───── INPUT DATA
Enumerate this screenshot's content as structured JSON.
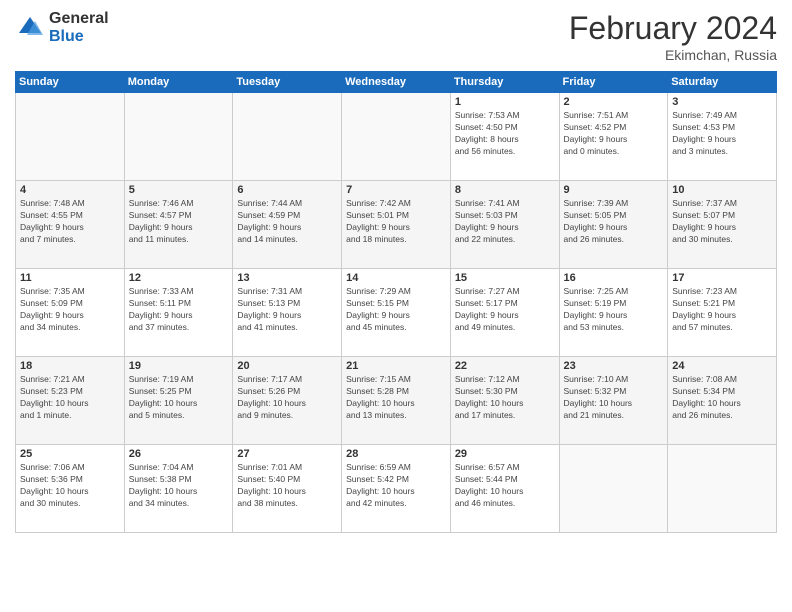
{
  "logo": {
    "general": "General",
    "blue": "Blue"
  },
  "header": {
    "month_year": "February 2024",
    "location": "Ekimchan, Russia"
  },
  "weekdays": [
    "Sunday",
    "Monday",
    "Tuesday",
    "Wednesday",
    "Thursday",
    "Friday",
    "Saturday"
  ],
  "weeks": [
    [
      {
        "day": "",
        "info": ""
      },
      {
        "day": "",
        "info": ""
      },
      {
        "day": "",
        "info": ""
      },
      {
        "day": "",
        "info": ""
      },
      {
        "day": "1",
        "info": "Sunrise: 7:53 AM\nSunset: 4:50 PM\nDaylight: 8 hours\nand 56 minutes."
      },
      {
        "day": "2",
        "info": "Sunrise: 7:51 AM\nSunset: 4:52 PM\nDaylight: 9 hours\nand 0 minutes."
      },
      {
        "day": "3",
        "info": "Sunrise: 7:49 AM\nSunset: 4:53 PM\nDaylight: 9 hours\nand 3 minutes."
      }
    ],
    [
      {
        "day": "4",
        "info": "Sunrise: 7:48 AM\nSunset: 4:55 PM\nDaylight: 9 hours\nand 7 minutes."
      },
      {
        "day": "5",
        "info": "Sunrise: 7:46 AM\nSunset: 4:57 PM\nDaylight: 9 hours\nand 11 minutes."
      },
      {
        "day": "6",
        "info": "Sunrise: 7:44 AM\nSunset: 4:59 PM\nDaylight: 9 hours\nand 14 minutes."
      },
      {
        "day": "7",
        "info": "Sunrise: 7:42 AM\nSunset: 5:01 PM\nDaylight: 9 hours\nand 18 minutes."
      },
      {
        "day": "8",
        "info": "Sunrise: 7:41 AM\nSunset: 5:03 PM\nDaylight: 9 hours\nand 22 minutes."
      },
      {
        "day": "9",
        "info": "Sunrise: 7:39 AM\nSunset: 5:05 PM\nDaylight: 9 hours\nand 26 minutes."
      },
      {
        "day": "10",
        "info": "Sunrise: 7:37 AM\nSunset: 5:07 PM\nDaylight: 9 hours\nand 30 minutes."
      }
    ],
    [
      {
        "day": "11",
        "info": "Sunrise: 7:35 AM\nSunset: 5:09 PM\nDaylight: 9 hours\nand 34 minutes."
      },
      {
        "day": "12",
        "info": "Sunrise: 7:33 AM\nSunset: 5:11 PM\nDaylight: 9 hours\nand 37 minutes."
      },
      {
        "day": "13",
        "info": "Sunrise: 7:31 AM\nSunset: 5:13 PM\nDaylight: 9 hours\nand 41 minutes."
      },
      {
        "day": "14",
        "info": "Sunrise: 7:29 AM\nSunset: 5:15 PM\nDaylight: 9 hours\nand 45 minutes."
      },
      {
        "day": "15",
        "info": "Sunrise: 7:27 AM\nSunset: 5:17 PM\nDaylight: 9 hours\nand 49 minutes."
      },
      {
        "day": "16",
        "info": "Sunrise: 7:25 AM\nSunset: 5:19 PM\nDaylight: 9 hours\nand 53 minutes."
      },
      {
        "day": "17",
        "info": "Sunrise: 7:23 AM\nSunset: 5:21 PM\nDaylight: 9 hours\nand 57 minutes."
      }
    ],
    [
      {
        "day": "18",
        "info": "Sunrise: 7:21 AM\nSunset: 5:23 PM\nDaylight: 10 hours\nand 1 minute."
      },
      {
        "day": "19",
        "info": "Sunrise: 7:19 AM\nSunset: 5:25 PM\nDaylight: 10 hours\nand 5 minutes."
      },
      {
        "day": "20",
        "info": "Sunrise: 7:17 AM\nSunset: 5:26 PM\nDaylight: 10 hours\nand 9 minutes."
      },
      {
        "day": "21",
        "info": "Sunrise: 7:15 AM\nSunset: 5:28 PM\nDaylight: 10 hours\nand 13 minutes."
      },
      {
        "day": "22",
        "info": "Sunrise: 7:12 AM\nSunset: 5:30 PM\nDaylight: 10 hours\nand 17 minutes."
      },
      {
        "day": "23",
        "info": "Sunrise: 7:10 AM\nSunset: 5:32 PM\nDaylight: 10 hours\nand 21 minutes."
      },
      {
        "day": "24",
        "info": "Sunrise: 7:08 AM\nSunset: 5:34 PM\nDaylight: 10 hours\nand 26 minutes."
      }
    ],
    [
      {
        "day": "25",
        "info": "Sunrise: 7:06 AM\nSunset: 5:36 PM\nDaylight: 10 hours\nand 30 minutes."
      },
      {
        "day": "26",
        "info": "Sunrise: 7:04 AM\nSunset: 5:38 PM\nDaylight: 10 hours\nand 34 minutes."
      },
      {
        "day": "27",
        "info": "Sunrise: 7:01 AM\nSunset: 5:40 PM\nDaylight: 10 hours\nand 38 minutes."
      },
      {
        "day": "28",
        "info": "Sunrise: 6:59 AM\nSunset: 5:42 PM\nDaylight: 10 hours\nand 42 minutes."
      },
      {
        "day": "29",
        "info": "Sunrise: 6:57 AM\nSunset: 5:44 PM\nDaylight: 10 hours\nand 46 minutes."
      },
      {
        "day": "",
        "info": ""
      },
      {
        "day": "",
        "info": ""
      }
    ]
  ]
}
──────────
WHAT TO PRODUCE
Repeat the listing in full and exactly. Do not include any images.

OUTPUT BELOW
Enumerate this screenshot's content as structured JSON.
{
  "logo": {
    "general": "General",
    "blue": "Blue"
  },
  "header": {
    "month_year": "February 2024",
    "location": "Ekimchan, Russia"
  },
  "weekdays": [
    "Sunday",
    "Monday",
    "Tuesday",
    "Wednesday",
    "Thursday",
    "Friday",
    "Saturday"
  ],
  "weeks": [
    [
      {
        "day": "",
        "info": ""
      },
      {
        "day": "",
        "info": ""
      },
      {
        "day": "",
        "info": ""
      },
      {
        "day": "",
        "info": ""
      },
      {
        "day": "1",
        "info": "Sunrise: 7:53 AM\nSunset: 4:50 PM\nDaylight: 8 hours\nand 56 minutes."
      },
      {
        "day": "2",
        "info": "Sunrise: 7:51 AM\nSunset: 4:52 PM\nDaylight: 9 hours\nand 0 minutes."
      },
      {
        "day": "3",
        "info": "Sunrise: 7:49 AM\nSunset: 4:53 PM\nDaylight: 9 hours\nand 3 minutes."
      }
    ],
    [
      {
        "day": "4",
        "info": "Sunrise: 7:48 AM\nSunset: 4:55 PM\nDaylight: 9 hours\nand 7 minutes."
      },
      {
        "day": "5",
        "info": "Sunrise: 7:46 AM\nSunset: 4:57 PM\nDaylight: 9 hours\nand 11 minutes."
      },
      {
        "day": "6",
        "info": "Sunrise: 7:44 AM\nSunset: 4:59 PM\nDaylight: 9 hours\nand 14 minutes."
      },
      {
        "day": "7",
        "info": "Sunrise: 7:42 AM\nSunset: 5:01 PM\nDaylight: 9 hours\nand 18 minutes."
      },
      {
        "day": "8",
        "info": "Sunrise: 7:41 AM\nSunset: 5:03 PM\nDaylight: 9 hours\nand 22 minutes."
      },
      {
        "day": "9",
        "info": "Sunrise: 7:39 AM\nSunset: 5:05 PM\nDaylight: 9 hours\nand 26 minutes."
      },
      {
        "day": "10",
        "info": "Sunrise: 7:37 AM\nSunset: 5:07 PM\nDaylight: 9 hours\nand 30 minutes."
      }
    ],
    [
      {
        "day": "11",
        "info": "Sunrise: 7:35 AM\nSunset: 5:09 PM\nDaylight: 9 hours\nand 34 minutes."
      },
      {
        "day": "12",
        "info": "Sunrise: 7:33 AM\nSunset: 5:11 PM\nDaylight: 9 hours\nand 37 minutes."
      },
      {
        "day": "13",
        "info": "Sunrise: 7:31 AM\nSunset: 5:13 PM\nDaylight: 9 hours\nand 41 minutes."
      },
      {
        "day": "14",
        "info": "Sunrise: 7:29 AM\nSunset: 5:15 PM\nDaylight: 9 hours\nand 45 minutes."
      },
      {
        "day": "15",
        "info": "Sunrise: 7:27 AM\nSunset: 5:17 PM\nDaylight: 9 hours\nand 49 minutes."
      },
      {
        "day": "16",
        "info": "Sunrise: 7:25 AM\nSunset: 5:19 PM\nDaylight: 9 hours\nand 53 minutes."
      },
      {
        "day": "17",
        "info": "Sunrise: 7:23 AM\nSunset: 5:21 PM\nDaylight: 9 hours\nand 57 minutes."
      }
    ],
    [
      {
        "day": "18",
        "info": "Sunrise: 7:21 AM\nSunset: 5:23 PM\nDaylight: 10 hours\nand 1 minute."
      },
      {
        "day": "19",
        "info": "Sunrise: 7:19 AM\nSunset: 5:25 PM\nDaylight: 10 hours\nand 5 minutes."
      },
      {
        "day": "20",
        "info": "Sunrise: 7:17 AM\nSunset: 5:26 PM\nDaylight: 10 hours\nand 9 minutes."
      },
      {
        "day": "21",
        "info": "Sunrise: 7:15 AM\nSunset: 5:28 PM\nDaylight: 10 hours\nand 13 minutes."
      },
      {
        "day": "22",
        "info": "Sunrise: 7:12 AM\nSunset: 5:30 PM\nDaylight: 10 hours\nand 17 minutes."
      },
      {
        "day": "23",
        "info": "Sunrise: 7:10 AM\nSunset: 5:32 PM\nDaylight: 10 hours\nand 21 minutes."
      },
      {
        "day": "24",
        "info": "Sunrise: 7:08 AM\nSunset: 5:34 PM\nDaylight: 10 hours\nand 26 minutes."
      }
    ],
    [
      {
        "day": "25",
        "info": "Sunrise: 7:06 AM\nSunset: 5:36 PM\nDaylight: 10 hours\nand 30 minutes."
      },
      {
        "day": "26",
        "info": "Sunrise: 7:04 AM\nSunset: 5:38 PM\nDaylight: 10 hours\nand 34 minutes."
      },
      {
        "day": "27",
        "info": "Sunrise: 7:01 AM\nSunset: 5:40 PM\nDaylight: 10 hours\nand 38 minutes."
      },
      {
        "day": "28",
        "info": "Sunrise: 6:59 AM\nSunset: 5:42 PM\nDaylight: 10 hours\nand 42 minutes."
      },
      {
        "day": "29",
        "info": "Sunrise: 6:57 AM\nSunset: 5:44 PM\nDaylight: 10 hours\nand 46 minutes."
      },
      {
        "day": "",
        "info": ""
      },
      {
        "day": "",
        "info": ""
      }
    ]
  ]
}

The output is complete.